— Challenge —
Pictures in the data below are not part of the copy; transcribe everything else exactly.

··· Data for the task ···

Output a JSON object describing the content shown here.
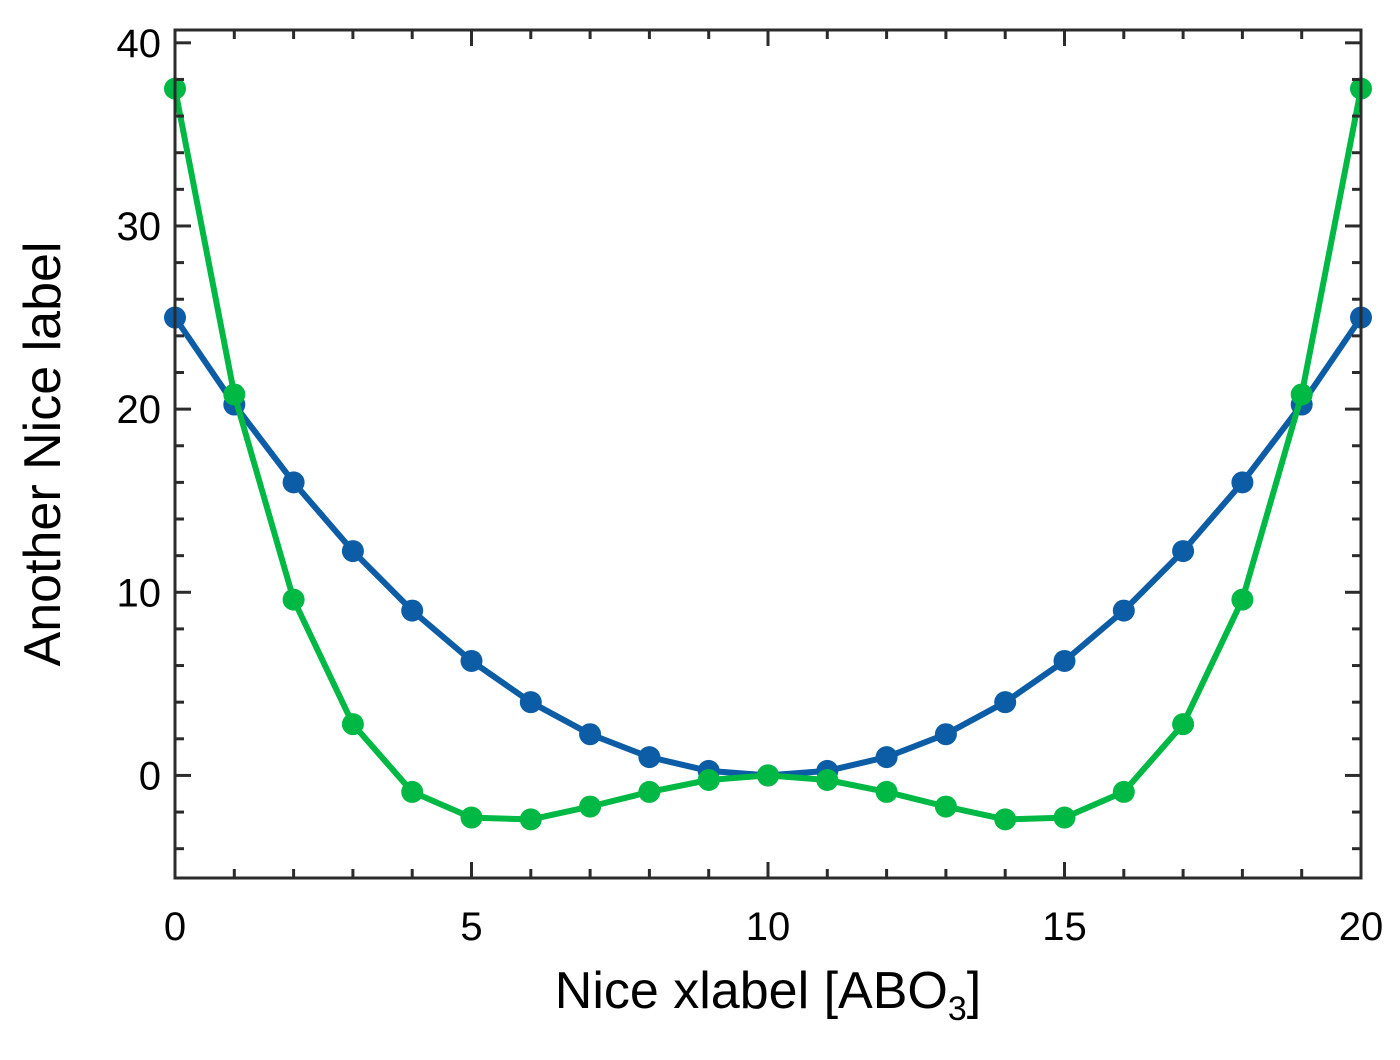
{
  "chart_data": {
    "type": "line",
    "title": "",
    "xlabel": "Nice xlabel [ABO",
    "xlabel_subscript": "3",
    "xlabel_suffix": "]",
    "ylabel": "Another Nice label",
    "xlim": [
      0,
      20
    ],
    "ylim": [
      -5.6,
      40.7
    ],
    "x_ticks": [
      0,
      5,
      10,
      15,
      20
    ],
    "x_tick_labels": [
      "0",
      "5",
      "10",
      "15",
      "20"
    ],
    "y_ticks": [
      0,
      10,
      20,
      30,
      40
    ],
    "y_tick_labels": [
      "0",
      "10",
      "20",
      "30",
      "40"
    ],
    "x_minor_ticks": [
      1,
      2,
      3,
      4,
      6,
      7,
      8,
      9,
      11,
      12,
      13,
      14,
      16,
      17,
      18,
      19
    ],
    "y_minor_ticks": [
      -4,
      -2,
      2,
      4,
      6,
      8,
      12,
      14,
      16,
      18,
      22,
      24,
      26,
      28,
      32,
      34,
      36,
      38
    ],
    "grid": false,
    "legend": "none",
    "x": [
      0,
      1,
      2,
      3,
      4,
      5,
      6,
      7,
      8,
      9,
      10,
      11,
      12,
      13,
      14,
      15,
      16,
      17,
      18,
      19,
      20
    ],
    "series": [
      {
        "color": "#0c5da5",
        "values": [
          25.0,
          20.25,
          16.0,
          12.25,
          9.0,
          6.25,
          4.0,
          2.25,
          1.0,
          0.25,
          0.0,
          0.25,
          1.0,
          2.25,
          4.0,
          6.25,
          9.0,
          12.25,
          16.0,
          20.25,
          25.0
        ]
      },
      {
        "color": "#00b945",
        "values": [
          37.5,
          20.8,
          9.6,
          2.8,
          -0.9,
          -2.3,
          -2.4,
          -1.7,
          -0.9,
          -0.25,
          0.0,
          -0.25,
          -0.9,
          -1.7,
          -2.4,
          -2.3,
          -0.9,
          2.8,
          9.6,
          20.8,
          37.5
        ]
      }
    ]
  }
}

···

— Output —
Output a JSON object describing the content shown here.
{
  "chart_data": {
    "type": "line",
    "title": "",
    "xlabel": "Nice xlabel [ABO",
    "xlabel_subscript": "3",
    "xlabel_suffix": "]",
    "ylabel": "Another Nice label",
    "xlim": [
      0,
      20
    ],
    "ylim": [
      -5.6,
      40.7
    ],
    "x_ticks": [
      0,
      5,
      10,
      15,
      20
    ],
    "x_tick_labels": [
      "0",
      "5",
      "10",
      "15",
      "20"
    ],
    "y_ticks": [
      0,
      10,
      20,
      30,
      40
    ],
    "y_tick_labels": [
      "0",
      "10",
      "20",
      "30",
      "40"
    ],
    "x_minor_ticks": [
      1,
      2,
      3,
      4,
      6,
      7,
      8,
      9,
      11,
      12,
      13,
      14,
      16,
      17,
      18,
      19
    ],
    "y_minor_ticks": [
      -4,
      -2,
      2,
      4,
      6,
      8,
      12,
      14,
      16,
      18,
      22,
      24,
      26,
      28,
      32,
      34,
      36,
      38
    ],
    "grid": false,
    "legend": "none",
    "x": [
      0,
      1,
      2,
      3,
      4,
      5,
      6,
      7,
      8,
      9,
      10,
      11,
      12,
      13,
      14,
      15,
      16,
      17,
      18,
      19,
      20
    ],
    "series": [
      {
        "color": "#0c5da5",
        "values": [
          25.0,
          20.25,
          16.0,
          12.25,
          9.0,
          6.25,
          4.0,
          2.25,
          1.0,
          0.25,
          0.0,
          0.25,
          1.0,
          2.25,
          4.0,
          6.25,
          9.0,
          12.25,
          16.0,
          20.25,
          25.0
        ]
      },
      {
        "color": "#00b945",
        "values": [
          37.5,
          20.8,
          9.6,
          2.8,
          -0.9,
          -2.3,
          -2.4,
          -1.7,
          -0.9,
          -0.25,
          0.0,
          -0.25,
          -0.9,
          -1.7,
          -2.4,
          -2.3,
          -0.9,
          2.8,
          9.6,
          20.8,
          37.5
        ]
      }
    ]
  }
}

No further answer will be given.